**Exercise description**
Do not copy the pictures; transcribe all other material exactly.

**Supplied data**
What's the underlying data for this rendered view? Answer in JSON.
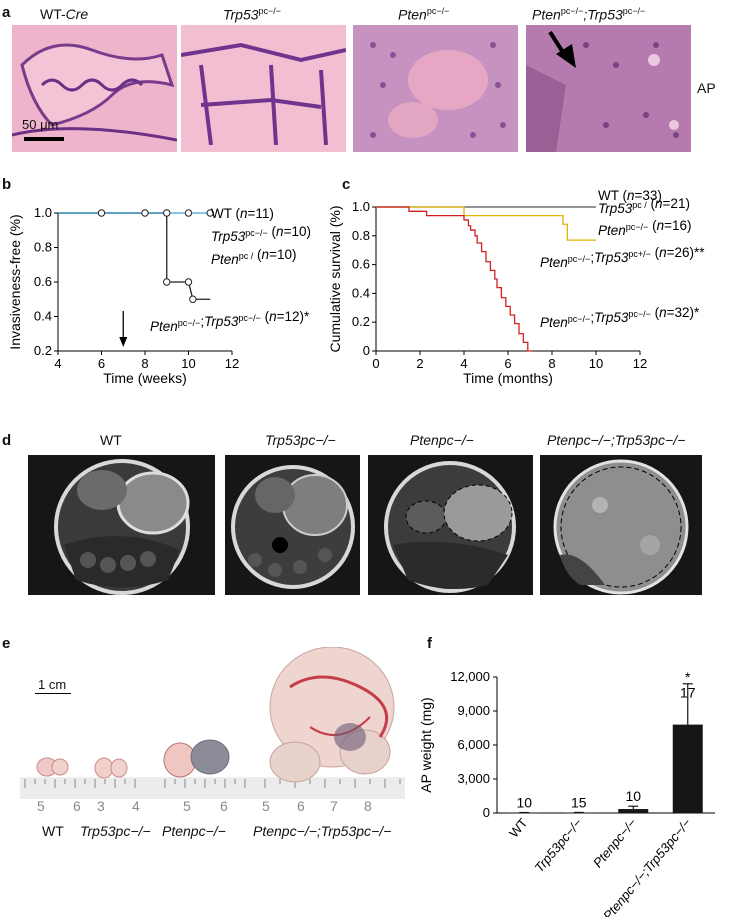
{
  "panels": {
    "a": "a",
    "b": "b",
    "c": "c",
    "d": "d",
    "e": "e",
    "f": "f"
  },
  "panel_a": {
    "genotypes": [
      {
        "main": "WT-",
        "italic": "Cre",
        "sup": ""
      },
      {
        "main": "",
        "italic": "Trp53",
        "sup": "pc−/−"
      },
      {
        "main": "",
        "italic": "Pten",
        "sup": "pc−/−"
      },
      {
        "main": "",
        "italic": "Pten",
        "sup": "pc−/−",
        "italic2": ";Trp53",
        "sup2": "pc−/−"
      }
    ],
    "scale_bar": "50 μm",
    "side_label": "AP"
  },
  "chart_data": [
    {
      "panel": "b",
      "type": "line",
      "ylabel": "Invasiveness-free (%)",
      "xlabel": "Time (weeks)",
      "xlim": [
        4,
        12
      ],
      "ylim": [
        0.2,
        1.0
      ],
      "xticks": [
        4,
        6,
        8,
        10,
        12
      ],
      "yticks": [
        0.2,
        0.4,
        0.6,
        0.8,
        1.0
      ],
      "series": [
        {
          "name": "WT (n=11)",
          "color": "#3ea6dc",
          "points": [
            [
              4,
              1.0
            ],
            [
              6,
              1.0
            ],
            [
              8,
              1.0
            ],
            [
              9,
              1.0
            ],
            [
              10,
              1.0
            ],
            [
              11,
              1.0
            ]
          ]
        },
        {
          "name": "Trp53pc / (n=10)",
          "color": "#222222",
          "points": [
            [
              4,
              1.0
            ],
            [
              6,
              1.0
            ],
            [
              8,
              1.0
            ],
            [
              9,
              1.0
            ]
          ]
        },
        {
          "name": "Ptenpc / (n=10)",
          "color": "#222222",
          "points": [
            [
              4,
              1.0
            ],
            [
              9,
              1.0
            ]
          ]
        },
        {
          "name": "Ptenpc−/−;Trp53pc−/− (n=12)*",
          "color": "#222222",
          "points": [
            [
              9.0,
              1.0
            ],
            [
              9.0,
              0.6
            ],
            [
              10.0,
              0.6
            ],
            [
              10.2,
              0.5
            ],
            [
              11.0,
              0.5
            ]
          ]
        }
      ],
      "legend": [
        "WT (n=11)",
        "Trp53pc−/− (n=10)",
        "Ptenpc / (n=10)",
        "Ptenpc−/−;Trp53pc−/− (n=12)*"
      ],
      "arrow_at_week": 7
    },
    {
      "panel": "c",
      "type": "line",
      "ylabel": "Cumulative survival (%)",
      "xlabel": "Time (months)",
      "xlim": [
        0,
        12
      ],
      "ylim": [
        0,
        1.0
      ],
      "xticks": [
        0,
        2,
        4,
        6,
        8,
        10,
        12
      ],
      "yticks": [
        0,
        0.2,
        0.4,
        0.6,
        0.8,
        1.0
      ],
      "series": [
        {
          "name": "WT (n=33)",
          "color": "#555555",
          "points": [
            [
              0,
              1.0
            ],
            [
              10,
              1.0
            ]
          ]
        },
        {
          "name": "Trp53pc / (n=21)",
          "color": "#555555",
          "points": [
            [
              0,
              1.0
            ],
            [
              10,
              1.0
            ]
          ]
        },
        {
          "name": "Ptenpc−/− (n=16)",
          "color": "#e0b400",
          "points": [
            [
              0,
              1.0
            ],
            [
              4.0,
              1.0
            ],
            [
              4.0,
              0.94
            ],
            [
              8.5,
              0.94
            ],
            [
              8.5,
              0.88
            ],
            [
              8.7,
              0.88
            ],
            [
              8.7,
              0.77
            ],
            [
              10,
              0.77
            ]
          ]
        },
        {
          "name": "Ptenpc−/−;Trp53pc+/− (n=26)**",
          "color": "#e0b400",
          "points": []
        },
        {
          "name": "Ptenpc−/−;Trp53pc−/− (n=32)*",
          "color": "#d42020",
          "points": [
            [
              0,
              1.0
            ],
            [
              1.5,
              1.0
            ],
            [
              1.5,
              0.97
            ],
            [
              2.3,
              0.97
            ],
            [
              2.3,
              0.94
            ],
            [
              4.0,
              0.94
            ],
            [
              4.0,
              0.91
            ],
            [
              4.2,
              0.91
            ],
            [
              4.2,
              0.87
            ],
            [
              4.3,
              0.87
            ],
            [
              4.3,
              0.84
            ],
            [
              4.5,
              0.84
            ],
            [
              4.5,
              0.8
            ],
            [
              4.6,
              0.8
            ],
            [
              4.6,
              0.75
            ],
            [
              4.8,
              0.75
            ],
            [
              4.8,
              0.69
            ],
            [
              5.0,
              0.69
            ],
            [
              5.0,
              0.62
            ],
            [
              5.2,
              0.62
            ],
            [
              5.2,
              0.56
            ],
            [
              5.4,
              0.56
            ],
            [
              5.4,
              0.5
            ],
            [
              5.5,
              0.5
            ],
            [
              5.5,
              0.44
            ],
            [
              5.7,
              0.44
            ],
            [
              5.7,
              0.37
            ],
            [
              5.9,
              0.37
            ],
            [
              5.9,
              0.31
            ],
            [
              6.1,
              0.31
            ],
            [
              6.1,
              0.25
            ],
            [
              6.3,
              0.25
            ],
            [
              6.3,
              0.19
            ],
            [
              6.5,
              0.19
            ],
            [
              6.5,
              0.12
            ],
            [
              6.7,
              0.12
            ],
            [
              6.7,
              0.06
            ],
            [
              6.9,
              0.06
            ],
            [
              6.9,
              0.0
            ],
            [
              7.1,
              0.0
            ]
          ]
        }
      ],
      "legend": [
        "WT (n=33)",
        "Trp53pc / (n=21)",
        "Ptenpc−/− (n=16)",
        "Ptenpc−/−;Trp53pc+/− (n=26)**",
        "Ptenpc−/−;Trp53pc−/− (n=32)*"
      ]
    },
    {
      "panel": "f",
      "type": "bar",
      "ylabel": "AP weight (mg)",
      "categories": [
        "WT",
        "Trp53pc−/−",
        "Ptenpc−/−",
        "Ptenpc−/−;Trp53pc−/−"
      ],
      "values": [
        30,
        40,
        350,
        7800
      ],
      "errors": [
        10,
        10,
        250,
        3600
      ],
      "n": [
        "10",
        "15",
        "10",
        "17"
      ],
      "ylim": [
        0,
        12000
      ],
      "yticks": [
        "0",
        "3,000",
        "6,000",
        "9,000",
        "12,000"
      ],
      "significance": "*"
    }
  ],
  "panel_d": {
    "genotypes": [
      "WT",
      "Trp53pc−/−",
      "Ptenpc−/−",
      "Ptenpc−/−;Trp53pc−/−"
    ]
  },
  "panel_e": {
    "scale_bar": "1 cm",
    "genotypes": [
      "WT",
      "Trp53pc−/−",
      "Ptenpc−/−",
      "Ptenpc−/−;Trp53pc−/−"
    ],
    "ruler_numbers": [
      "5",
      "6",
      "3",
      "4",
      "5",
      "6",
      "5",
      "6",
      "7",
      "8"
    ]
  }
}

**The answer**
What's the underlying data for this rendered view? Answer in JSON.
{
  "panels": {
    "a": "a",
    "b": "b",
    "c": "c",
    "d": "d",
    "e": "e",
    "f": "f"
  },
  "panel_a": {
    "genotypes": [
      {
        "main": "WT-",
        "italic": "Cre",
        "sup": ""
      },
      {
        "main": "",
        "italic": "Trp53",
        "sup": "pc−/−"
      },
      {
        "main": "",
        "italic": "Pten",
        "sup": "pc−/−"
      },
      {
        "main": "",
        "italic": "Pten",
        "sup": "pc−/−",
        "italic2": ";Trp53",
        "sup2": "pc−/−"
      }
    ],
    "scale_bar": "50 μm",
    "side_label": "AP"
  },
  "chart_data": [
    {
      "panel": "b",
      "type": "line",
      "ylabel": "Invasiveness-free (%)",
      "xlabel": "Time (weeks)",
      "xlim": [
        4,
        12
      ],
      "ylim": [
        0.2,
        1.0
      ],
      "xticks": [
        4,
        6,
        8,
        10,
        12
      ],
      "yticks": [
        0.2,
        0.4,
        0.6,
        0.8,
        1.0
      ],
      "series": [
        {
          "name": "WT (n=11)",
          "color": "#3ea6dc",
          "points": [
            [
              4,
              1.0
            ],
            [
              6,
              1.0
            ],
            [
              8,
              1.0
            ],
            [
              9,
              1.0
            ],
            [
              10,
              1.0
            ],
            [
              11,
              1.0
            ]
          ]
        },
        {
          "name": "Trp53pc / (n=10)",
          "color": "#222222",
          "points": [
            [
              4,
              1.0
            ],
            [
              6,
              1.0
            ],
            [
              8,
              1.0
            ],
            [
              9,
              1.0
            ]
          ]
        },
        {
          "name": "Ptenpc / (n=10)",
          "color": "#222222",
          "points": [
            [
              4,
              1.0
            ],
            [
              9,
              1.0
            ]
          ]
        },
        {
          "name": "Ptenpc−/−;Trp53pc−/− (n=12)*",
          "color": "#222222",
          "points": [
            [
              9.0,
              1.0
            ],
            [
              9.0,
              0.6
            ],
            [
              10.0,
              0.6
            ],
            [
              10.2,
              0.5
            ],
            [
              11.0,
              0.5
            ]
          ]
        }
      ],
      "legend": [
        "WT (n=11)",
        "Trp53pc−/− (n=10)",
        "Ptenpc / (n=10)",
        "Ptenpc−/−;Trp53pc−/− (n=12)*"
      ],
      "arrow_at_week": 7
    },
    {
      "panel": "c",
      "type": "line",
      "ylabel": "Cumulative survival (%)",
      "xlabel": "Time (months)",
      "xlim": [
        0,
        12
      ],
      "ylim": [
        0,
        1.0
      ],
      "xticks": [
        0,
        2,
        4,
        6,
        8,
        10,
        12
      ],
      "yticks": [
        0,
        0.2,
        0.4,
        0.6,
        0.8,
        1.0
      ],
      "series": [
        {
          "name": "WT (n=33)",
          "color": "#555555",
          "points": [
            [
              0,
              1.0
            ],
            [
              10,
              1.0
            ]
          ]
        },
        {
          "name": "Trp53pc / (n=21)",
          "color": "#555555",
          "points": [
            [
              0,
              1.0
            ],
            [
              10,
              1.0
            ]
          ]
        },
        {
          "name": "Ptenpc−/− (n=16)",
          "color": "#e0b400",
          "points": [
            [
              0,
              1.0
            ],
            [
              4.0,
              1.0
            ],
            [
              4.0,
              0.94
            ],
            [
              8.5,
              0.94
            ],
            [
              8.5,
              0.88
            ],
            [
              8.7,
              0.88
            ],
            [
              8.7,
              0.77
            ],
            [
              10,
              0.77
            ]
          ]
        },
        {
          "name": "Ptenpc−/−;Trp53pc+/− (n=26)**",
          "color": "#e0b400",
          "points": []
        },
        {
          "name": "Ptenpc−/−;Trp53pc−/− (n=32)*",
          "color": "#d42020",
          "points": [
            [
              0,
              1.0
            ],
            [
              1.5,
              1.0
            ],
            [
              1.5,
              0.97
            ],
            [
              2.3,
              0.97
            ],
            [
              2.3,
              0.94
            ],
            [
              4.0,
              0.94
            ],
            [
              4.0,
              0.91
            ],
            [
              4.2,
              0.91
            ],
            [
              4.2,
              0.87
            ],
            [
              4.3,
              0.87
            ],
            [
              4.3,
              0.84
            ],
            [
              4.5,
              0.84
            ],
            [
              4.5,
              0.8
            ],
            [
              4.6,
              0.8
            ],
            [
              4.6,
              0.75
            ],
            [
              4.8,
              0.75
            ],
            [
              4.8,
              0.69
            ],
            [
              5.0,
              0.69
            ],
            [
              5.0,
              0.62
            ],
            [
              5.2,
              0.62
            ],
            [
              5.2,
              0.56
            ],
            [
              5.4,
              0.56
            ],
            [
              5.4,
              0.5
            ],
            [
              5.5,
              0.5
            ],
            [
              5.5,
              0.44
            ],
            [
              5.7,
              0.44
            ],
            [
              5.7,
              0.37
            ],
            [
              5.9,
              0.37
            ],
            [
              5.9,
              0.31
            ],
            [
              6.1,
              0.31
            ],
            [
              6.1,
              0.25
            ],
            [
              6.3,
              0.25
            ],
            [
              6.3,
              0.19
            ],
            [
              6.5,
              0.19
            ],
            [
              6.5,
              0.12
            ],
            [
              6.7,
              0.12
            ],
            [
              6.7,
              0.06
            ],
            [
              6.9,
              0.06
            ],
            [
              6.9,
              0.0
            ],
            [
              7.1,
              0.0
            ]
          ]
        }
      ],
      "legend": [
        "WT (n=33)",
        "Trp53pc / (n=21)",
        "Ptenpc−/− (n=16)",
        "Ptenpc−/−;Trp53pc+/− (n=26)**",
        "Ptenpc−/−;Trp53pc−/− (n=32)*"
      ]
    },
    {
      "panel": "f",
      "type": "bar",
      "ylabel": "AP weight (mg)",
      "categories": [
        "WT",
        "Trp53pc−/−",
        "Ptenpc−/−",
        "Ptenpc−/−;Trp53pc−/−"
      ],
      "values": [
        30,
        40,
        350,
        7800
      ],
      "errors": [
        10,
        10,
        250,
        3600
      ],
      "n": [
        "10",
        "15",
        "10",
        "17"
      ],
      "ylim": [
        0,
        12000
      ],
      "yticks": [
        "0",
        "3,000",
        "6,000",
        "9,000",
        "12,000"
      ],
      "significance": "*"
    }
  ],
  "panel_d": {
    "genotypes": [
      "WT",
      "Trp53pc−/−",
      "Ptenpc−/−",
      "Ptenpc−/−;Trp53pc−/−"
    ]
  },
  "panel_e": {
    "scale_bar": "1 cm",
    "genotypes": [
      "WT",
      "Trp53pc−/−",
      "Ptenpc−/−",
      "Ptenpc−/−;Trp53pc−/−"
    ],
    "ruler_numbers": [
      "5",
      "6",
      "3",
      "4",
      "5",
      "6",
      "5",
      "6",
      "7",
      "8"
    ]
  }
}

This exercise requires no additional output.